Materials provided:
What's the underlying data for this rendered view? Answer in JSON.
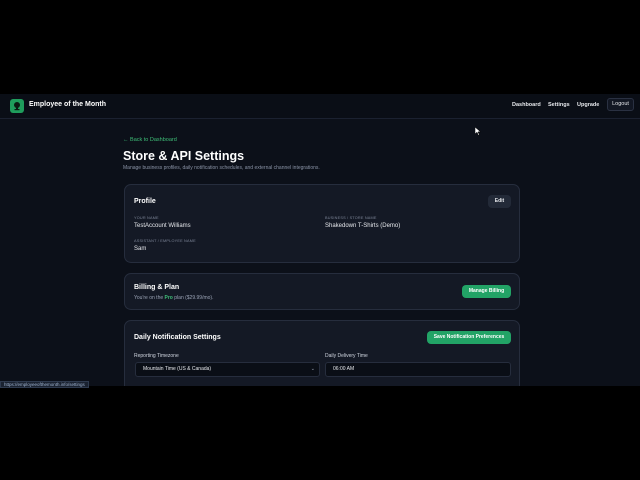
{
  "navbar": {
    "brand": "Employee of the Month",
    "links": [
      "Dashboard",
      "Settings",
      "Upgrade"
    ],
    "logout": "Logout"
  },
  "page": {
    "back_link": "← Back to Dashboard",
    "title": "Store & API Settings",
    "subtitle": "Manage business profiles, daily notification schedules, and external channel integrations."
  },
  "profile": {
    "title": "Profile",
    "edit_label": "Edit",
    "your_name_label": "YOUR NAME",
    "your_name": "TestAccount Williams",
    "store_label": "BUSINESS / STORE NAME",
    "store_name": "Shakedown T-Shirts (Demo)",
    "assistant_label": "ASSISTANT / EMPLOYEE NAME",
    "assistant_name": "Sam"
  },
  "billing": {
    "title": "Billing & Plan",
    "text_prefix": "You're on the",
    "plan": "Pro",
    "text_suffix": "plan ($29.99/mo).",
    "manage_label": "Manage Billing"
  },
  "notifications": {
    "title": "Daily Notification Settings",
    "save_label": "Save Notification Preferences",
    "timezone_label": "Reporting Timezone",
    "timezone_value": "Mountain Time (US & Canada)",
    "delivery_label": "Daily Delivery Time",
    "delivery_value": "06:00 AM"
  },
  "status_url": "https://employeeofthemonth.info/settings",
  "colors": {
    "accent": "#22a366",
    "background": "#0c1019",
    "card": "#141925"
  },
  "icons": {
    "logo": "trophy-logo-icon",
    "select": "chevron-down-icon",
    "cursor": "mouse-cursor-icon"
  }
}
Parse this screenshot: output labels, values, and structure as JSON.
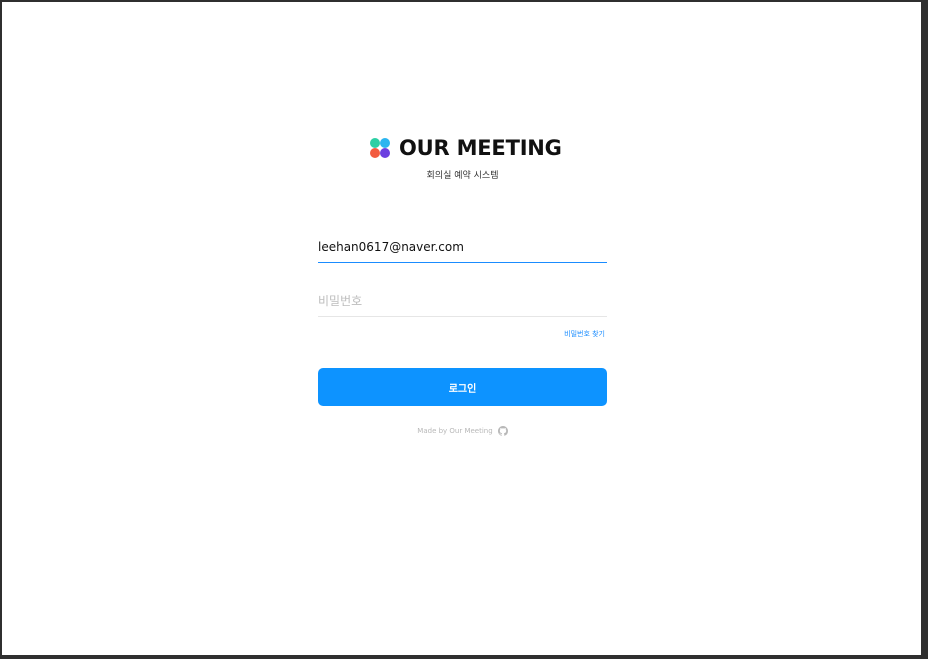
{
  "app": {
    "brand_name": "OUR MEETING",
    "subtitle": "회의실 예약 시스템"
  },
  "logo": {
    "icon": "four-dots-logo-icon",
    "dot_colors": [
      "#2ccfa4",
      "#2bb5f0",
      "#f25b3f",
      "#6b3fe0"
    ]
  },
  "login_form": {
    "email_value": "leehan0617@naver.com",
    "password_placeholder": "비밀번호",
    "find_password_label": "비밀번호 찾기",
    "submit_label": "로그인"
  },
  "footer": {
    "text": "Made by Our Meeting",
    "icon": "github-icon"
  },
  "colors": {
    "accent": "#1a8cff",
    "button": "#0d93ff",
    "placeholder": "#bdbdbd",
    "muted": "#b8b8b8"
  }
}
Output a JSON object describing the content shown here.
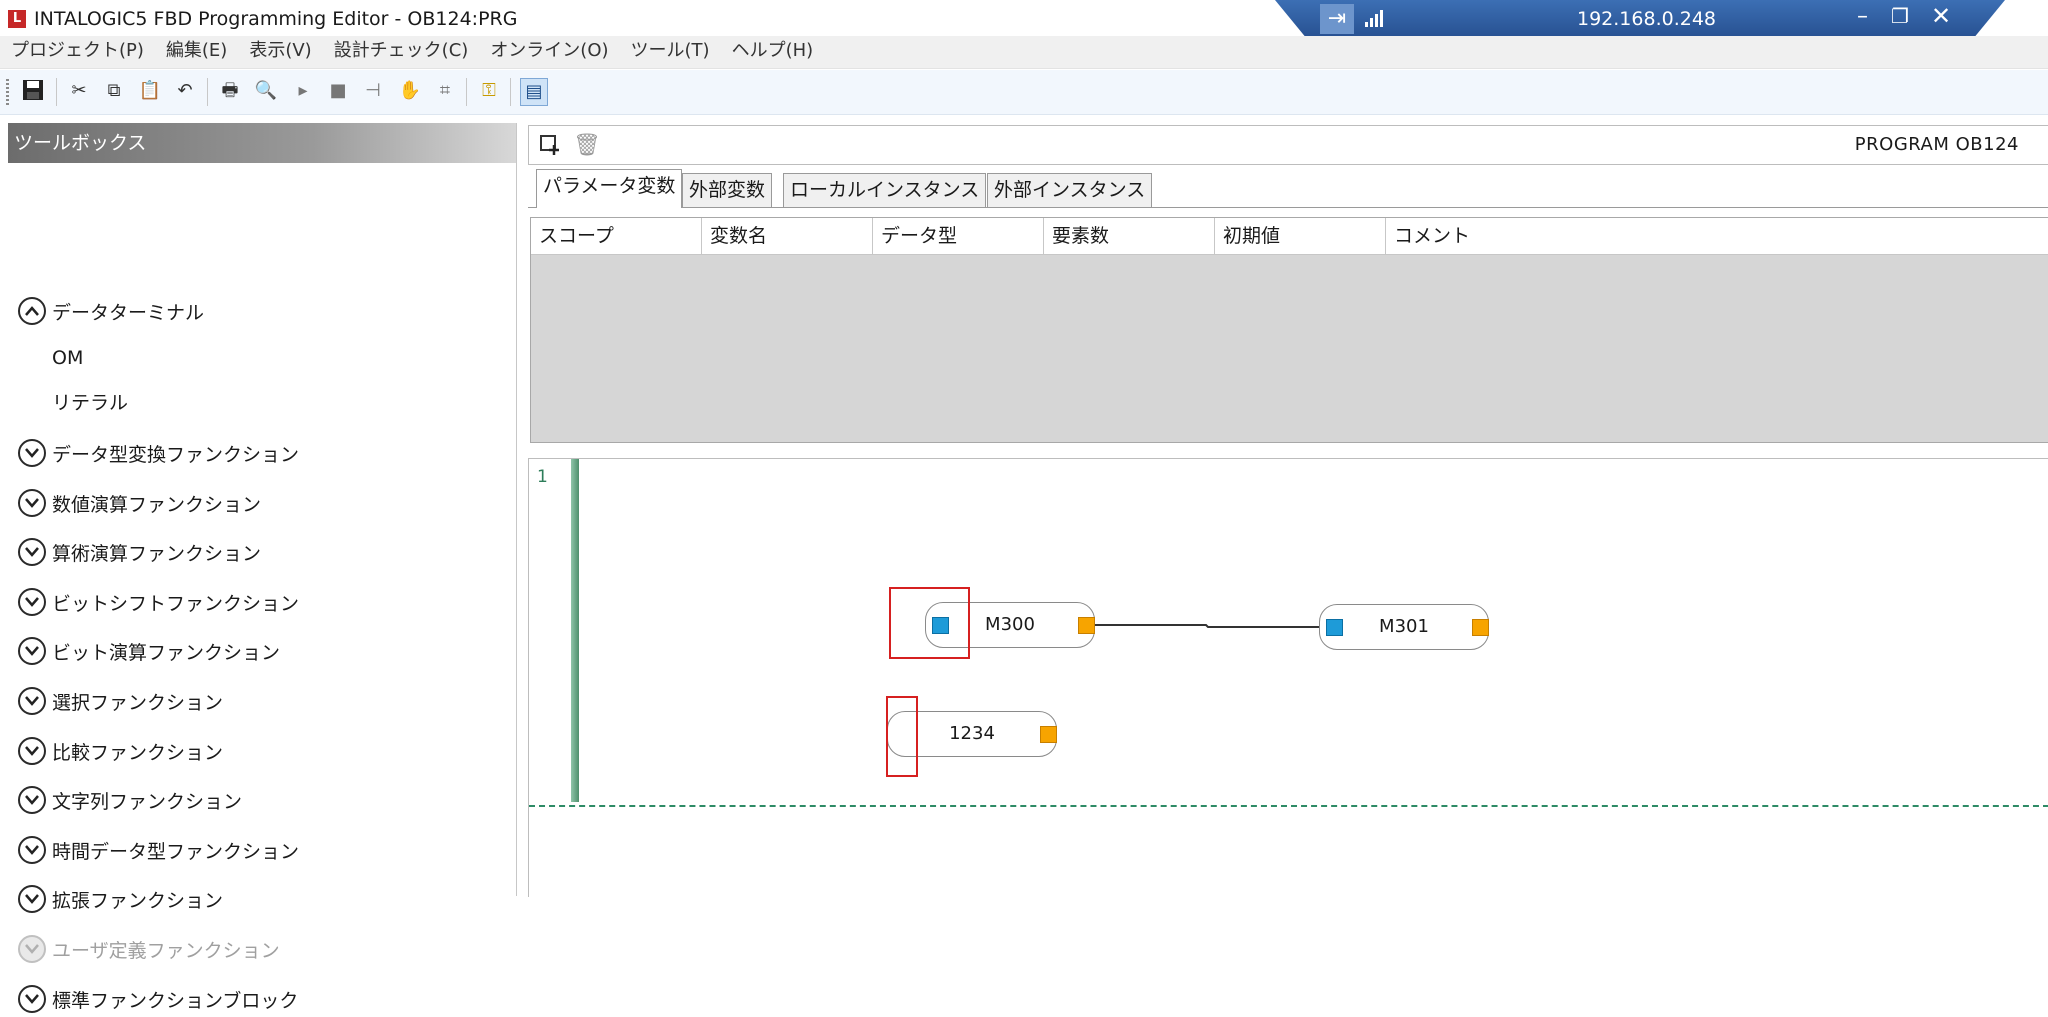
{
  "window": {
    "title": "INTALOGIC5 FBD Programming Editor - OB124:PRG",
    "logo": "L"
  },
  "remote": {
    "ip": "192.168.0.248",
    "pin_icon": "pin-icon",
    "signal_icon": "signal-bars-icon"
  },
  "menu": [
    "プロジェクト(P)",
    "編集(E)",
    "表示(V)",
    "設計チェック(C)",
    "オンライン(O)",
    "ツール(T)",
    "ヘルプ(H)"
  ],
  "toolbar": {
    "icons": [
      "save-icon",
      "cut-icon",
      "copy-icon",
      "paste-icon",
      "undo-icon",
      "print-icon",
      "print-preview-icon",
      "run-icon",
      "stop-icon",
      "step-icon",
      "hand-icon",
      "monitor-icon",
      "key-icon",
      "document-list-icon"
    ]
  },
  "toolbox": {
    "title": "ツールボックス",
    "expanded": {
      "label": "データターミナル",
      "items": [
        "OM",
        "リテラル"
      ]
    },
    "categories": [
      "データ型変換ファンクション",
      "数値演算ファンクション",
      "算術演算ファンクション",
      "ビットシフトファンクション",
      "ビット演算ファンクション",
      "選択ファンクション",
      "比較ファンクション",
      "文字列ファンクション",
      "時間データ型ファンクション",
      "拡張ファンクション",
      "ユーザ定義ファンクション",
      "標準ファンクションブロック"
    ],
    "disabled_category": "ユーザ定義ファンクション"
  },
  "program": {
    "name": "PROGRAM OB124"
  },
  "tabs": [
    "パラメータ変数",
    "外部変数",
    "ローカルインスタンス",
    "外部インスタンス"
  ],
  "active_tab": "パラメータ変数",
  "var_table": {
    "columns": [
      "スコープ",
      "変数名",
      "データ型",
      "要素数",
      "初期値",
      "コメント"
    ]
  },
  "diagram": {
    "line_number": "1",
    "blocks": [
      {
        "label": "M300"
      },
      {
        "label": "M301"
      },
      {
        "label": "1234"
      }
    ]
  },
  "colors": {
    "input_pin": "#1e9bd8",
    "output_pin": "#f7a400",
    "highlight": "#d62020",
    "remote_bar": "#2f5fa3",
    "rung_rail": "#4e8f6c"
  }
}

Task directions:
From the data above, copy out every line with the string "subtitle" in it.

Final result:
    "subtitle": "Manage business profiles, daily notification schedules, and external channel integrations."
    "subtitle": "회의실 예약 시스템"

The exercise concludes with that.